How does Wyoming apply intestacy laws?

The intestacy laws only govern the decedent’s probate estate, which probably doesn’t include everything they own. The probate estate encompasses all the property and belongings that do not already have a named beneficiary or is not set up to transfer automatically through other means. As a result, even if someone didn’t make a will or formally estate plan, they might still have little to no probate estate. 

Using the intestacy laws is much like looking at a family tree. Only, instead of going back as far as you can, the laws of intestacy tell you to look as close to the decedent as possible to find the person or group of people who will inherit. 

People with the same relationship to the decedent inherit equally when there is no will. For example, all of a decedent’s children would each get the same amount, whether they had a close relationship with their parent or were estranged. 

How do you identify the probate estate in Wyoming?

Determining the assets in the probate estate, and therefore subject to the laws of intestacy, will be one of the first steps in applying the intestacy laws and figuring out how to deal with the decedent’s estate in general. 

Often, property transfers outside of the probate process, exempting the property from the laws of intestacy. This also reduces the estate’s value, which makes it more likely that you can use a small estate affidavit rather than opening a case with the court. 

The major non-probate property transfers include special deeds and designated beneficiaries on accounts. Traditionally, real estate is a significant motivation for heirs to open a probate case. When you try to sell a house or other piece of real property, the title insurance company requires a clear chain of title. And, if your loved one died with the house only in their name, the appointment of a personal representative is usually needed to fulfill that chain of title. 

However, real estate titled as joint tenants with the right of survivorship avoids probate because the title remains with the surviving owner. Usually, only a death certificate is needed. Alternatively, property owners can file transferable-on-death deeds while they are still alive to designate a successor owner for the property. To be effective, these beneficiary deeds must be filed with the local clerk’s office. 

Besides real estate, check all of the decedent’s bank and financial accounts for a payable-on-death beneficiary. These non-probate transfers are the most common, especially as account custodians increasingly make it very simple to designate one or more beneficiaries.

■ ■ ■

■ **Exercise set**:
a. According to the Wyoming intestacy passage, what must be done for transferable-on-death deeds to take effect?
b. Proceed with the Wyoming intestacy passage, starting after its final sentence.

■ **Given entries**:

■ ■ ■

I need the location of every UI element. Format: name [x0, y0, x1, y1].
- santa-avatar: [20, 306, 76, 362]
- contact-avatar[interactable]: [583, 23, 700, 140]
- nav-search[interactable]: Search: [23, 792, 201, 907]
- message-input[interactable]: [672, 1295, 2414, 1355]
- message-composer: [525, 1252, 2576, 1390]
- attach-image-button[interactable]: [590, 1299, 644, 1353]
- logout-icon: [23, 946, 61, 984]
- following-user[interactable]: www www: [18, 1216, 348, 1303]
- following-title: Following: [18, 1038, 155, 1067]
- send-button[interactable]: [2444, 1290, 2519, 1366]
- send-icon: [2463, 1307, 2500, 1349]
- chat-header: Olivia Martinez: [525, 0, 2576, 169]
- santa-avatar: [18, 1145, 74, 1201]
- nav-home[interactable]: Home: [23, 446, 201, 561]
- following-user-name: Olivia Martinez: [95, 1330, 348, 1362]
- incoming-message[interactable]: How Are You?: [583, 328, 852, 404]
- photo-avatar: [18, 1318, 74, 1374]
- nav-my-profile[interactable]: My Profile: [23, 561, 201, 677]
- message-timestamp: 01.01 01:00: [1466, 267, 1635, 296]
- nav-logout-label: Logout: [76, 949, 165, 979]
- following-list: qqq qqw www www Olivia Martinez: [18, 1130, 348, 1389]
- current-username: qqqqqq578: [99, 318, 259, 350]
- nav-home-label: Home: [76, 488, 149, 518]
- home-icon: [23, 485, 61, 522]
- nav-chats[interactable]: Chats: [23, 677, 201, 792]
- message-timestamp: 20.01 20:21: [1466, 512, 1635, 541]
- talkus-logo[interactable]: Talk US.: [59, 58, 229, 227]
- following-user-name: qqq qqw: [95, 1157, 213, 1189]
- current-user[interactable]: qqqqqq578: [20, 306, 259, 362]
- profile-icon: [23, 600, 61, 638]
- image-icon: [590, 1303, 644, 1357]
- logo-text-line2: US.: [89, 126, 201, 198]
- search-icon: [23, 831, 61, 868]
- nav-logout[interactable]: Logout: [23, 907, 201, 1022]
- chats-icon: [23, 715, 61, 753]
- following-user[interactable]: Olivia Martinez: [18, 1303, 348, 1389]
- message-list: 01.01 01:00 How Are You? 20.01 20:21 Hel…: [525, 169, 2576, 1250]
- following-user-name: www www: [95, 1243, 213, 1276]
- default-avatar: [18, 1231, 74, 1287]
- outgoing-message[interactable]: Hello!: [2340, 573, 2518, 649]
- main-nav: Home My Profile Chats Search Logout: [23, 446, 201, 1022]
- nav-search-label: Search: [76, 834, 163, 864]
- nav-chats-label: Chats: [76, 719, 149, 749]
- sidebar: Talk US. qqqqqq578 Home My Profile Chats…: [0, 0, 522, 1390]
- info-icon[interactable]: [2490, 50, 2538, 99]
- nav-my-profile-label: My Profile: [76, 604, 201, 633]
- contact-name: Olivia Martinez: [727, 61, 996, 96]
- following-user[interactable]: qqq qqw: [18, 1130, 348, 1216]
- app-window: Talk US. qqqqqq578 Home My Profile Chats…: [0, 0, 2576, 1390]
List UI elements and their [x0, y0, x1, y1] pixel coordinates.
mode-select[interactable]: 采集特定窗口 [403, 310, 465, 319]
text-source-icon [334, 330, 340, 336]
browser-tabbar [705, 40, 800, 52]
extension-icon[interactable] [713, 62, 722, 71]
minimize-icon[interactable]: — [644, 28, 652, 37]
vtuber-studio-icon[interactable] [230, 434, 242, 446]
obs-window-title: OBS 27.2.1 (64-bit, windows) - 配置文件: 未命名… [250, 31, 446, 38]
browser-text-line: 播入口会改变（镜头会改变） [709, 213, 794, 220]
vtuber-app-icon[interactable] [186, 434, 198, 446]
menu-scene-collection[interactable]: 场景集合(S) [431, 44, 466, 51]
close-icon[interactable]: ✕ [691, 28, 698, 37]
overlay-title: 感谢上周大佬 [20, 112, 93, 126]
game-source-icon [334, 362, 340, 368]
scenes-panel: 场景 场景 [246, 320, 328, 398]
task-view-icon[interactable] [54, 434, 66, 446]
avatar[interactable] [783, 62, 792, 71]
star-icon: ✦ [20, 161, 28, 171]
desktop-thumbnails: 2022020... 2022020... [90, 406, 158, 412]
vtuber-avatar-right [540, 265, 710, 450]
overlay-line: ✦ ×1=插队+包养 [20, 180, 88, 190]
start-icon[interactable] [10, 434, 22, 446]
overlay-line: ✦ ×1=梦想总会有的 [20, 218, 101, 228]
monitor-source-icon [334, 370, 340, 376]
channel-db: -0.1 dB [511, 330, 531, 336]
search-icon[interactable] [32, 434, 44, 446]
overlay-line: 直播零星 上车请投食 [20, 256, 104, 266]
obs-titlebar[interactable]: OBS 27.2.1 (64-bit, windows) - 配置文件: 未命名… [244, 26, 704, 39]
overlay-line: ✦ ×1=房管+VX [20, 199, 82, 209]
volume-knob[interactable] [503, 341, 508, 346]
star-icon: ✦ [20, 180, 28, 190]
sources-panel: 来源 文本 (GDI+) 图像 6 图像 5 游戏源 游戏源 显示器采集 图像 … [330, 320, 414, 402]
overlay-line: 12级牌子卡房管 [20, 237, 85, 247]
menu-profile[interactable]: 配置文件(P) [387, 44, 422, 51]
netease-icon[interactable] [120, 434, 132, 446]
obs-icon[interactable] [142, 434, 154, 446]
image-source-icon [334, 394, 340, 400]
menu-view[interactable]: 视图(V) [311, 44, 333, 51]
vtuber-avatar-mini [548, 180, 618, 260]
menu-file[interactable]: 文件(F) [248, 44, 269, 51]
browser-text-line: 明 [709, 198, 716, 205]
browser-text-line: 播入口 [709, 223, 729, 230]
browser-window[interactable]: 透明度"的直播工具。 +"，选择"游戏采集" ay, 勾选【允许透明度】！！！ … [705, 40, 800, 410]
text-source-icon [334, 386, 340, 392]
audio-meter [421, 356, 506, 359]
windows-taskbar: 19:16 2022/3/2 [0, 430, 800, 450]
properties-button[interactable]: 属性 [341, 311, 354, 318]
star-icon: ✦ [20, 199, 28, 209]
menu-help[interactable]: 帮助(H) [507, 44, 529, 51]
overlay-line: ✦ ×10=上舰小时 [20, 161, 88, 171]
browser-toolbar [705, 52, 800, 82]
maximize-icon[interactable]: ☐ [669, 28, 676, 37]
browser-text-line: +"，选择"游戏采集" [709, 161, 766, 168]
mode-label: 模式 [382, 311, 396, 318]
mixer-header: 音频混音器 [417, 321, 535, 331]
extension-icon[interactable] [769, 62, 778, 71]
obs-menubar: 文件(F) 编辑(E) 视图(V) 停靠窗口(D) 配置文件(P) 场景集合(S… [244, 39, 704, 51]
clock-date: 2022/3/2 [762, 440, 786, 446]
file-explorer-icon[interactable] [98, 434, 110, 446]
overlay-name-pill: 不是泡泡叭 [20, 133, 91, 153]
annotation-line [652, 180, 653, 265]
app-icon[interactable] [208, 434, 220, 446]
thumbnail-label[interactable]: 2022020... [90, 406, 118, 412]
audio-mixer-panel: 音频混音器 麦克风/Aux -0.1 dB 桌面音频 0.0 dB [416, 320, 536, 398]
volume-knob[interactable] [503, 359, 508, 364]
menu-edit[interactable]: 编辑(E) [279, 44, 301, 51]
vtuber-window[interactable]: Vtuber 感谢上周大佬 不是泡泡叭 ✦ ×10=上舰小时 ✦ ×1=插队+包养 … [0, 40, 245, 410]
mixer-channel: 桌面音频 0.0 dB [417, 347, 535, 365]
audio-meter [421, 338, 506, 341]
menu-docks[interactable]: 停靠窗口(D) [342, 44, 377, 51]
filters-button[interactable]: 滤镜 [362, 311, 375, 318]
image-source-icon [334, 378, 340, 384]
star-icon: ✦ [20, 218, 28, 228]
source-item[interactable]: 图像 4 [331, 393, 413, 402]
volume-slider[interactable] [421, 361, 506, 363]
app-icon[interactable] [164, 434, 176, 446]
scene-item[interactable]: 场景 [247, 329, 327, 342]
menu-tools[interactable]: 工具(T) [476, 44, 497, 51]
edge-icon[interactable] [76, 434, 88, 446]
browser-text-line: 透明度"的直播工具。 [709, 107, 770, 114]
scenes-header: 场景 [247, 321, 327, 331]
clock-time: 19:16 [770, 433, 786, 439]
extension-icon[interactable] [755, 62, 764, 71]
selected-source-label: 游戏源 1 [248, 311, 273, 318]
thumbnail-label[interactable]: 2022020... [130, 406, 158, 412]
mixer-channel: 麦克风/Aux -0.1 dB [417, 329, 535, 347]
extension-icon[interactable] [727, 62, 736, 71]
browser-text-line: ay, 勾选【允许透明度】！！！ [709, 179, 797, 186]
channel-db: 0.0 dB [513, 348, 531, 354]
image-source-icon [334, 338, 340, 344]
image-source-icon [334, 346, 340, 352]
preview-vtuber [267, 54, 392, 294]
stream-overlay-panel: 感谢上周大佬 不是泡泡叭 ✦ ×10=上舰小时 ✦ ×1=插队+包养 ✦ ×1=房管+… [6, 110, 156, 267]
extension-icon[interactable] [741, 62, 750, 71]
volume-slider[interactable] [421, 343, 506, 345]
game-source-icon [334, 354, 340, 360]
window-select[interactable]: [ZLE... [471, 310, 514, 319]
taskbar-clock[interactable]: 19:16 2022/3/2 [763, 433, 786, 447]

■ ■ ■

■ **Responses to the tasks**:
a. They must be filed with the local clerk's office.

b.
Accounts with payable-on-death beneficiaries automatically pass on to the beneficiary. The beneficiary presents proof of their identity and of the decedent’s death to collect the account balance. Because this can be confusing, you might want to consider working with an estate attorney if you find yourself facing probate. 

How Does Probate Work in Wyoming if There Is No Will?

Estates go through probate so that the court can appoint a personal representative. While that may seem like an arbitrary or needless process, it ends up facilitating the administration of the estate by naming a specific personal representative and giving them an official court order to authorize their actions. 

Once appointed, the personal representative can take possession of the estate’s assets, pay bills and debts on behalf of the estate, and then transfer the estate assets to the new owners: the decedent’s heirs.

Probate ultimately proves beneficial to heirs and other interested parties by ensuring only one authorized person acts on behalf of the estate. Probate also requires that the personal representative accept the appointment according to all of the rules of the probate code. This ensures that the personal representative acts appropriately on behalf of the estate and heirs rather than for themselves.

Opening a probate case in Wyoming

By petitioning the court to open a probate case, the heirs or other interested parties are asking the court to appoint a personal representative of the estate. The personal representative will follow the probate and intestacy laws to wrap up all of the loose ends of the estate, which commonly includes finding and securing the assets, paying bills and taxes, and distributing the assets to the heirs.

While an out-of-state resident can serve as a personal representative, the court also requires that a Wyoming resident act as a co-personal representative.

The personal representative remains accountable to the heirs and court throughout the process. While the court doesn’t oversee the day-to-day details of administering an estate, it remains the final authority over the personal representative’s actions. As a result, it can ultimately sanction them for any wrongdoing.

Wyoming law requires that the personal representative close the estate within one year of appointment unless there is good cause for delay. All assets must be transferred to the heirs and debts and bills paid before the estate can be closed.

Small estate affidavit

Some estates can be administered without a full probate case, depending on the estate’s needs and value. Heirs of estates worth less than $200,000 can transfer those assets with a small estate affidavit.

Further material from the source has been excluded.